## START
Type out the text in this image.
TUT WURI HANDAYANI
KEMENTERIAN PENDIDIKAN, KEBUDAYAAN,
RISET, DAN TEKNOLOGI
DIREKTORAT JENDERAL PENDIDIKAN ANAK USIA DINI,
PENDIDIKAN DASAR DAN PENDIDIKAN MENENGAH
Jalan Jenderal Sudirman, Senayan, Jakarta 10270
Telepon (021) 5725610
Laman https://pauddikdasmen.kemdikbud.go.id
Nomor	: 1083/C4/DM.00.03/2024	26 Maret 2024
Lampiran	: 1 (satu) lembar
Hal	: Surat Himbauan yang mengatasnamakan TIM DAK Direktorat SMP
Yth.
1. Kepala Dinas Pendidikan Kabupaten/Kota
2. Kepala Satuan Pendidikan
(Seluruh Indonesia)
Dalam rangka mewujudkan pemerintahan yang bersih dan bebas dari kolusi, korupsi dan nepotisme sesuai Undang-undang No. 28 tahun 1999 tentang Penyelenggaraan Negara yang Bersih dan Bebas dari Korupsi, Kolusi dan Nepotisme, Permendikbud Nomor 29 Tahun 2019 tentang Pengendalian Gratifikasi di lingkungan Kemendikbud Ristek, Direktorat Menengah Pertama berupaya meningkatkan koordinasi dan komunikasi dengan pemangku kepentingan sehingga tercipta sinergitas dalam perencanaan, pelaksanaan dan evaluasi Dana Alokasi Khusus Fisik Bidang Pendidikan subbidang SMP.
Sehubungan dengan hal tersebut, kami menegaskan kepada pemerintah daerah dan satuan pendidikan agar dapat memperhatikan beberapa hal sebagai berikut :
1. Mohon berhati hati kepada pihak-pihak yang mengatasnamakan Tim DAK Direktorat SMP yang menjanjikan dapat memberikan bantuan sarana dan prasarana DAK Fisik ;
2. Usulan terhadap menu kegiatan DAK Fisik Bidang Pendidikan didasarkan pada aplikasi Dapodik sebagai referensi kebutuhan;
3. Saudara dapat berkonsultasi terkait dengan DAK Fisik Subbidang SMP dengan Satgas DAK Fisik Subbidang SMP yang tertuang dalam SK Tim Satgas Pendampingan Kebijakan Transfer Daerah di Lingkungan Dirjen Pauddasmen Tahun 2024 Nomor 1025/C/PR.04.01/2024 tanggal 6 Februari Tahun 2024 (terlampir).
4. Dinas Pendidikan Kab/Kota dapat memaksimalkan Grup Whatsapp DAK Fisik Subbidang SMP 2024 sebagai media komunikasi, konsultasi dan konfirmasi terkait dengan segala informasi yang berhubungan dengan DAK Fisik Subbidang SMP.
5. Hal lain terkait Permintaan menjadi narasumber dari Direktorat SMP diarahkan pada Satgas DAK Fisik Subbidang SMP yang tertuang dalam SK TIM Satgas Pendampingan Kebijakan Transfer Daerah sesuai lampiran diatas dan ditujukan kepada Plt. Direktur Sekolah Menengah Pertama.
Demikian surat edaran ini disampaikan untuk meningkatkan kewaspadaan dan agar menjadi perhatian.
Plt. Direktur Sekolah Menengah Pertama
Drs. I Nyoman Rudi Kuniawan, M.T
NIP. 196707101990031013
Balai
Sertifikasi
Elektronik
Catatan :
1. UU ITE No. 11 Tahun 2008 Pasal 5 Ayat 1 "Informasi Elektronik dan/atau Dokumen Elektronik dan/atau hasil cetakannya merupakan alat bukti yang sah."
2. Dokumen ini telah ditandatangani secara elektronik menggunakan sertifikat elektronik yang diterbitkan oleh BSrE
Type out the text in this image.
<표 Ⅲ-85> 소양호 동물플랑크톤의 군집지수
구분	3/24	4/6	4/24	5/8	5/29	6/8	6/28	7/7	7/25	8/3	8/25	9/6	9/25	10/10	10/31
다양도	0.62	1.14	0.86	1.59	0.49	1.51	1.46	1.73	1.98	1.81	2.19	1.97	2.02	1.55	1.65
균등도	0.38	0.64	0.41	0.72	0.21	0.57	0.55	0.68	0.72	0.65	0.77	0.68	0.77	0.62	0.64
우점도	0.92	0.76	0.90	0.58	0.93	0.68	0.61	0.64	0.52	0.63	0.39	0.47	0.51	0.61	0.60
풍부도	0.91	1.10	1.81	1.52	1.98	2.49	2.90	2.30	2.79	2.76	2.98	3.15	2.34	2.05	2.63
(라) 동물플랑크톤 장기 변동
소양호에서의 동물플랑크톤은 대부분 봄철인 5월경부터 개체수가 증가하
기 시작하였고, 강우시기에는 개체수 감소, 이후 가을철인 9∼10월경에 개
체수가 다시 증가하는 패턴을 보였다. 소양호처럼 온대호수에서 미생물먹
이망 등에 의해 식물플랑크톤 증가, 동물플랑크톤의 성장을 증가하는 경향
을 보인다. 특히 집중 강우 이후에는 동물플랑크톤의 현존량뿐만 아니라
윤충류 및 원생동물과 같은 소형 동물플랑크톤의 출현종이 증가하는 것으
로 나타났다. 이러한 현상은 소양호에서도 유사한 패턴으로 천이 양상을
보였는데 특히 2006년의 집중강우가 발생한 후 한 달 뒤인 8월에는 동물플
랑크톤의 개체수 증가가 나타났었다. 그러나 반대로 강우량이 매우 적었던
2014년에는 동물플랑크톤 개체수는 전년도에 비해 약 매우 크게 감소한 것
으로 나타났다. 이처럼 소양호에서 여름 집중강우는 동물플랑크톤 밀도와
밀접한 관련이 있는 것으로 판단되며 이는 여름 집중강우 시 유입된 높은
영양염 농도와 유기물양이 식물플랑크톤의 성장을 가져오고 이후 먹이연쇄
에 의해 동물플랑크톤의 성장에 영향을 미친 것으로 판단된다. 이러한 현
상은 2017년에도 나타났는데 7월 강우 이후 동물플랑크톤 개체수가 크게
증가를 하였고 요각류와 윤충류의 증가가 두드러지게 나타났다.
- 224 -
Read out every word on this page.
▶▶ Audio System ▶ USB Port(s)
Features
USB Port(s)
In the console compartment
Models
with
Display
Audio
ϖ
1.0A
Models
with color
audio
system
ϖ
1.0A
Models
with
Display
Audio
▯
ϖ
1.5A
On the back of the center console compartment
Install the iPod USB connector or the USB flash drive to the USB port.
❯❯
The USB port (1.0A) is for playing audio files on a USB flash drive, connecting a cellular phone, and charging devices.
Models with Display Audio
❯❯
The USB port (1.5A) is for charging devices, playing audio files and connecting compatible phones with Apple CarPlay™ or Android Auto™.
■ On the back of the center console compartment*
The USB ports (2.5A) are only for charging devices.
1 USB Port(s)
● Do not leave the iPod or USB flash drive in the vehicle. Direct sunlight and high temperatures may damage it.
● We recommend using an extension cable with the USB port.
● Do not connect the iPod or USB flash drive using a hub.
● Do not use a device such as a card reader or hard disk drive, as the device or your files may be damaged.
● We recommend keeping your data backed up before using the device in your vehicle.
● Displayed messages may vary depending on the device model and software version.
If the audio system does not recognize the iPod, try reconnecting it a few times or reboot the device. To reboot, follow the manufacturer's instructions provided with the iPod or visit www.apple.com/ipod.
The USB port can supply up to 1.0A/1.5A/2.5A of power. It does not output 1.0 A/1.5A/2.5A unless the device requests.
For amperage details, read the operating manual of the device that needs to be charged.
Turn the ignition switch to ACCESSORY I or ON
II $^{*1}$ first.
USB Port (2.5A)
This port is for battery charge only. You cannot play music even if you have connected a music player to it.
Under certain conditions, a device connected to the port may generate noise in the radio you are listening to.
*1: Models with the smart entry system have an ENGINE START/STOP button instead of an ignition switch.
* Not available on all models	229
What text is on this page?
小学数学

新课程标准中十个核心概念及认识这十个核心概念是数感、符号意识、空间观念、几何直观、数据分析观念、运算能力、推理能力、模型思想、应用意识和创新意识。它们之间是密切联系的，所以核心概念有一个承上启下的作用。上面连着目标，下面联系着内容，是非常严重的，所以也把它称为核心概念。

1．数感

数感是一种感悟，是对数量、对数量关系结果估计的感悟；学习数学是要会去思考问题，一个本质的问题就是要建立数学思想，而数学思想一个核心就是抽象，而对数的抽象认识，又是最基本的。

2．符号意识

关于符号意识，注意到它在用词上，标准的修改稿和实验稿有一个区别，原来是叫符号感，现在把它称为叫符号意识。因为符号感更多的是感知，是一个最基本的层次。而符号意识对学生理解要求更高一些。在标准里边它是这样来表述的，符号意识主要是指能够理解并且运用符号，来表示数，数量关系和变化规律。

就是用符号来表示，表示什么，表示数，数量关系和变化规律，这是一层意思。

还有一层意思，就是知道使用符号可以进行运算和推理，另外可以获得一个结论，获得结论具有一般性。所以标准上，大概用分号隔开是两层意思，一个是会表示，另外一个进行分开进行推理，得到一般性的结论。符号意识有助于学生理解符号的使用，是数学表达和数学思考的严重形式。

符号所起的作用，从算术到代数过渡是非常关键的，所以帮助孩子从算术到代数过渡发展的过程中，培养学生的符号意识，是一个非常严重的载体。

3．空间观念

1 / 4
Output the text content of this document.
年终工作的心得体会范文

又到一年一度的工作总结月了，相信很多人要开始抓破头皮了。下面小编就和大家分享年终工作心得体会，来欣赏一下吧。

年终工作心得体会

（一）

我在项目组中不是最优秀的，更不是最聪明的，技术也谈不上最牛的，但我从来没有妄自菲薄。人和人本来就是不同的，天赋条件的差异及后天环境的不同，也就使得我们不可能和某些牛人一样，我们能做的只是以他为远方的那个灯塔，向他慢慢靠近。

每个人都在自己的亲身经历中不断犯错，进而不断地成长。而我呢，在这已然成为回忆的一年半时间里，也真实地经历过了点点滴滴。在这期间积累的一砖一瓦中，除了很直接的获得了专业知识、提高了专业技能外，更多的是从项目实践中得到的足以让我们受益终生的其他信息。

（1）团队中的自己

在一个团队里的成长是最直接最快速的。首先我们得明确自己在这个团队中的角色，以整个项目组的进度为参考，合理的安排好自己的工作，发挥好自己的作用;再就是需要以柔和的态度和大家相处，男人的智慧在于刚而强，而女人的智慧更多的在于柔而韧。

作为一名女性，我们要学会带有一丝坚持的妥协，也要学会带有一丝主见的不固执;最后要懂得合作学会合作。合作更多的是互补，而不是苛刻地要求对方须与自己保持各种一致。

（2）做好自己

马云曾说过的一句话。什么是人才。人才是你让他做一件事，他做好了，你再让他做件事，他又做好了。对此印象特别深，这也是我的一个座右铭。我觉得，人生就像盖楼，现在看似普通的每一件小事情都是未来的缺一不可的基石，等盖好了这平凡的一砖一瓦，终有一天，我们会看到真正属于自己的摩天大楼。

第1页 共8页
## END
Prompt -
Scan the material above and determine how many lines include the word "동물플랑크톤의"; report only the number.

Correct response -
5